Requirement:
Count how many lines below contain the word "load", then give that number alone.

Data for the task:
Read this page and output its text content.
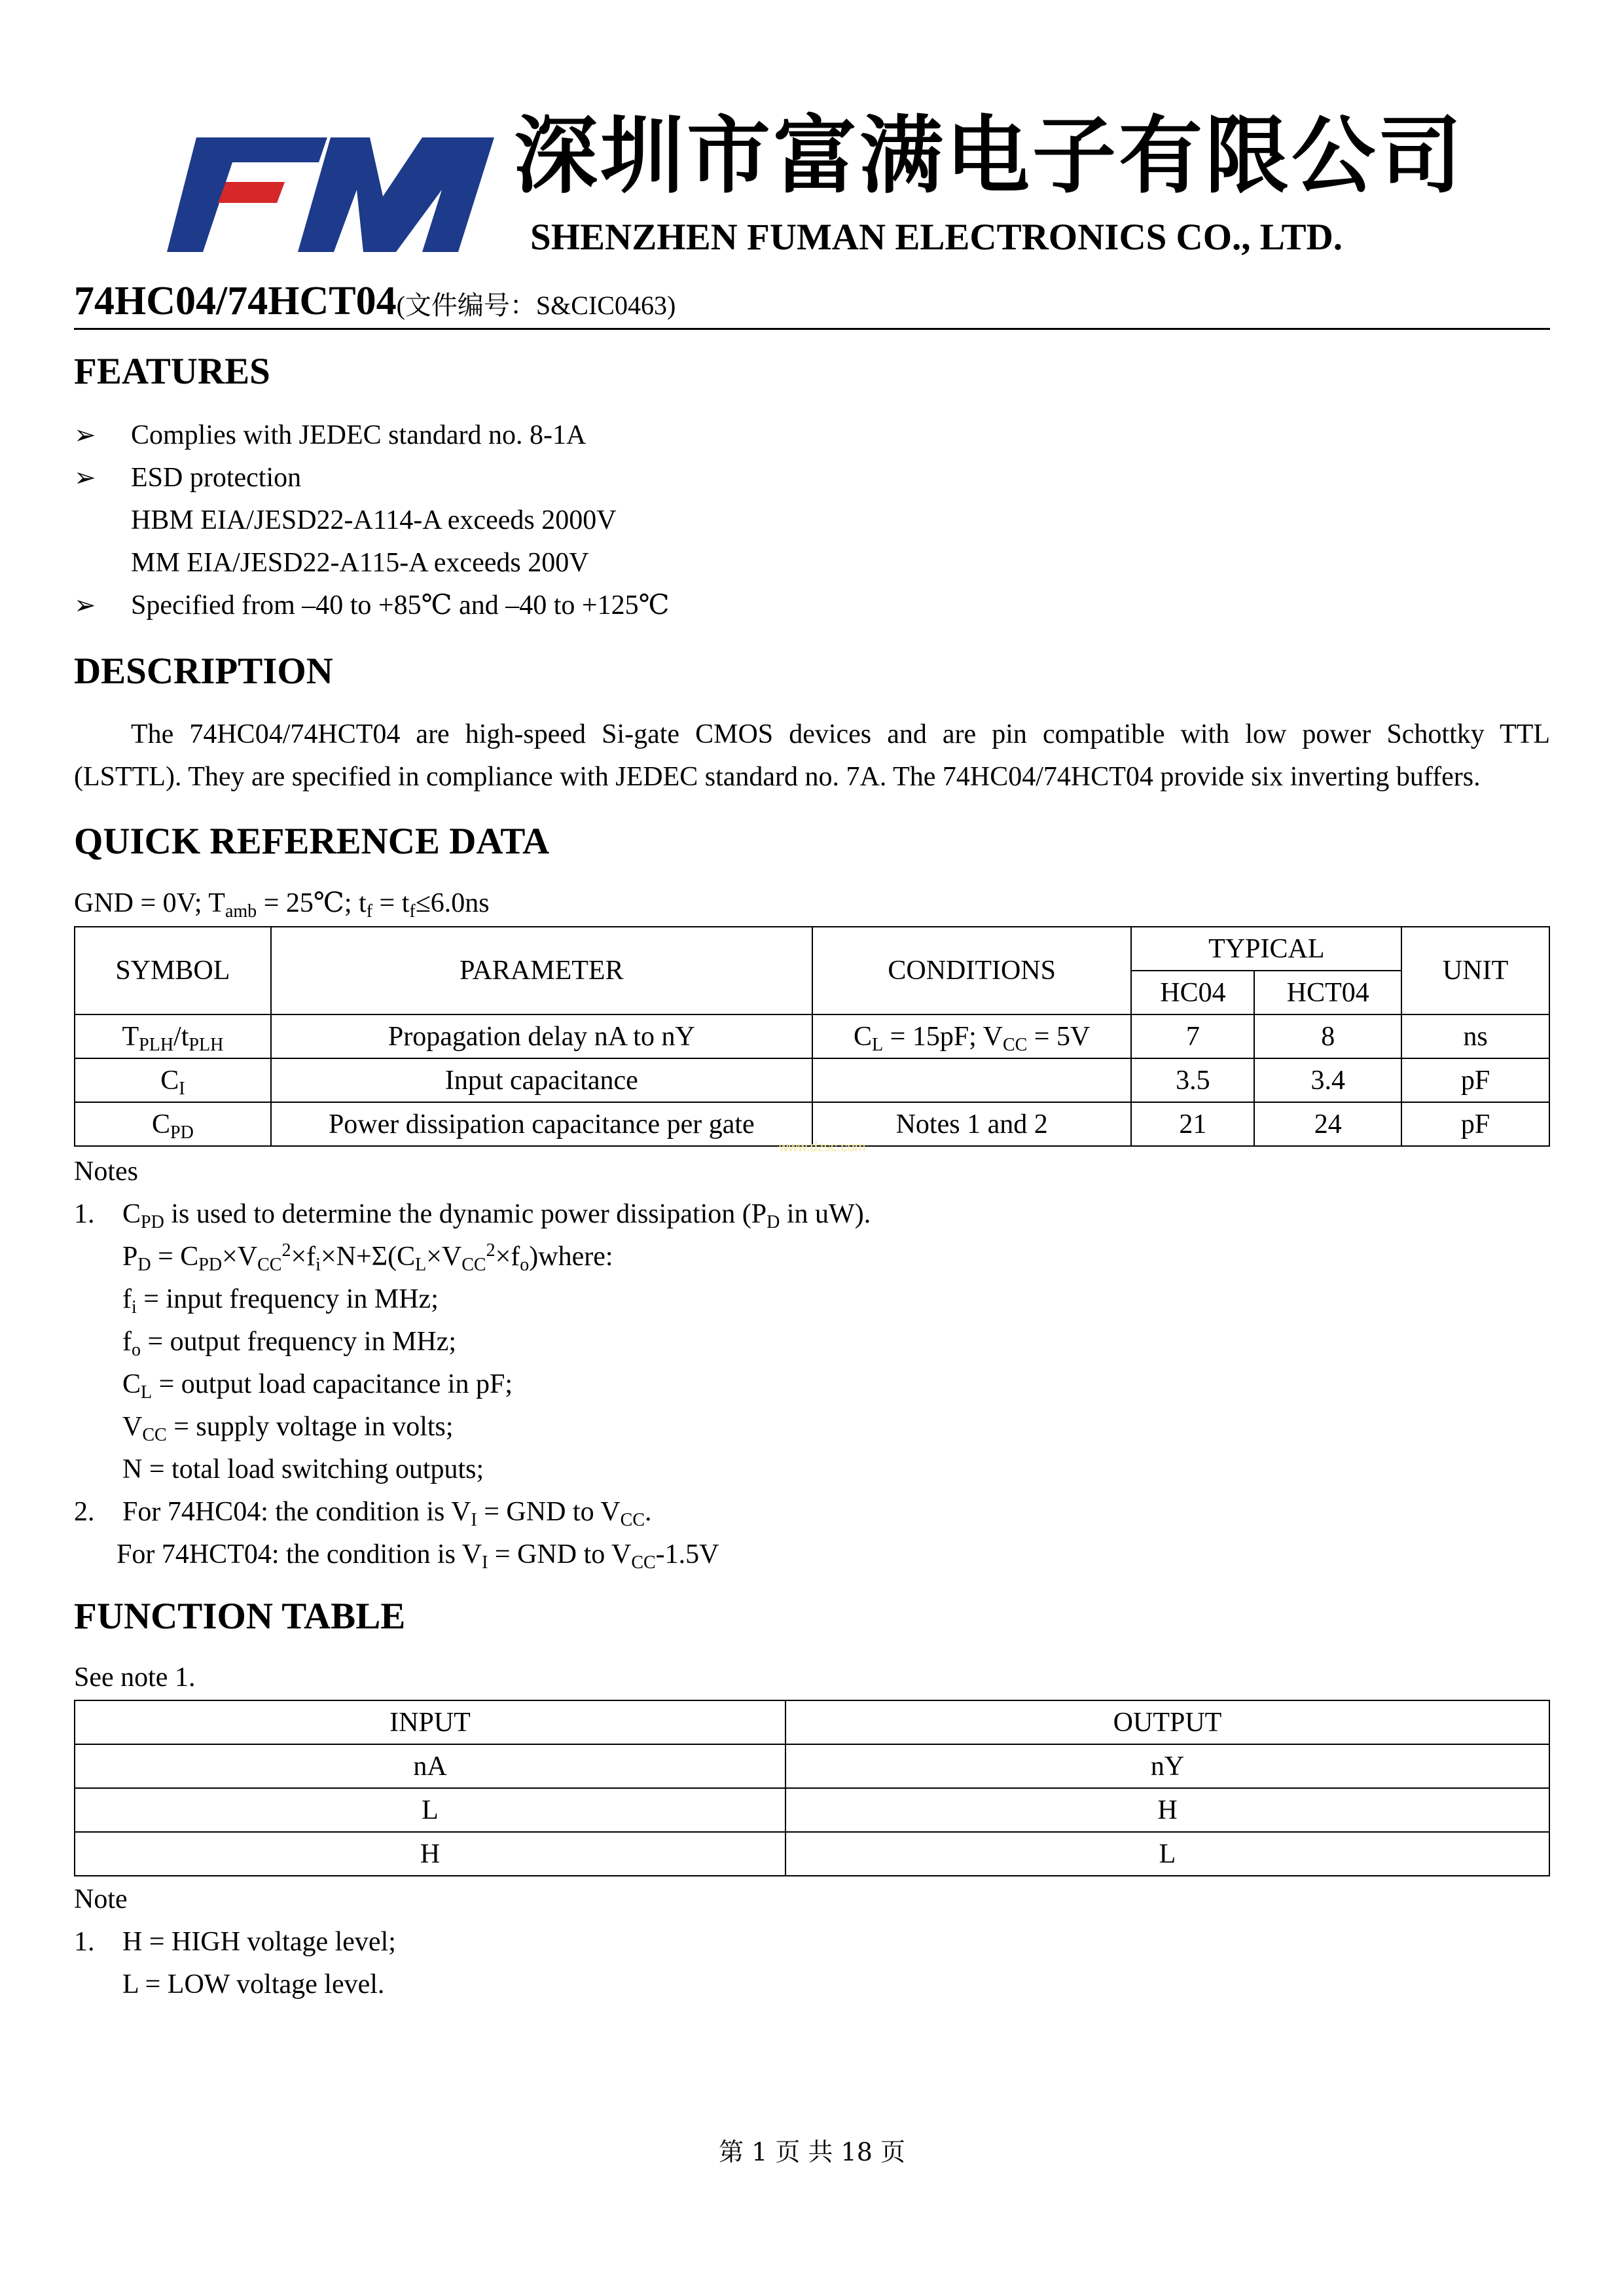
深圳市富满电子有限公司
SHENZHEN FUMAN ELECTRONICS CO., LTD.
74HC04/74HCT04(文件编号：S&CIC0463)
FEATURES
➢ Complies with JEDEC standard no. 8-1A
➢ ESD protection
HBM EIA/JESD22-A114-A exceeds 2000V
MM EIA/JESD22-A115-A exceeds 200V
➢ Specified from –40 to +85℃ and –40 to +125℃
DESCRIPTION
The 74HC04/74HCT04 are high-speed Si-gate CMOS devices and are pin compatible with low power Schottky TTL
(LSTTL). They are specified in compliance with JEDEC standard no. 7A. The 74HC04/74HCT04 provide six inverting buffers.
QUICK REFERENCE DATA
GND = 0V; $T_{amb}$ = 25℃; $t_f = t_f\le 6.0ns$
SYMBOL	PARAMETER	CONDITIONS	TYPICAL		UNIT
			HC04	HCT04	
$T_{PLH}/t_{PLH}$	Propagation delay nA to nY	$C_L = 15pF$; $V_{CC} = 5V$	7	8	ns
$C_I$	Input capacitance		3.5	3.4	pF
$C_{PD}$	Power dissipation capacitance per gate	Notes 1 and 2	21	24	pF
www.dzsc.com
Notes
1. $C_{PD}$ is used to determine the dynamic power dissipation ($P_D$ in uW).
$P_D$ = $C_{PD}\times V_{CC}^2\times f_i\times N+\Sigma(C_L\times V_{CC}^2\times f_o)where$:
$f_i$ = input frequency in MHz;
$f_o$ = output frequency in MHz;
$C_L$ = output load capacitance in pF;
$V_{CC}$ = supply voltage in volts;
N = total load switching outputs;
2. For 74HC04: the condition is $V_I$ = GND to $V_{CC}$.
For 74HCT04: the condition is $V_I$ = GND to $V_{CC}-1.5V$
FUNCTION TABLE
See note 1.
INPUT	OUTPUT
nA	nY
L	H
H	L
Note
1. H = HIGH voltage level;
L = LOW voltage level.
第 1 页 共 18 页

Task result:
2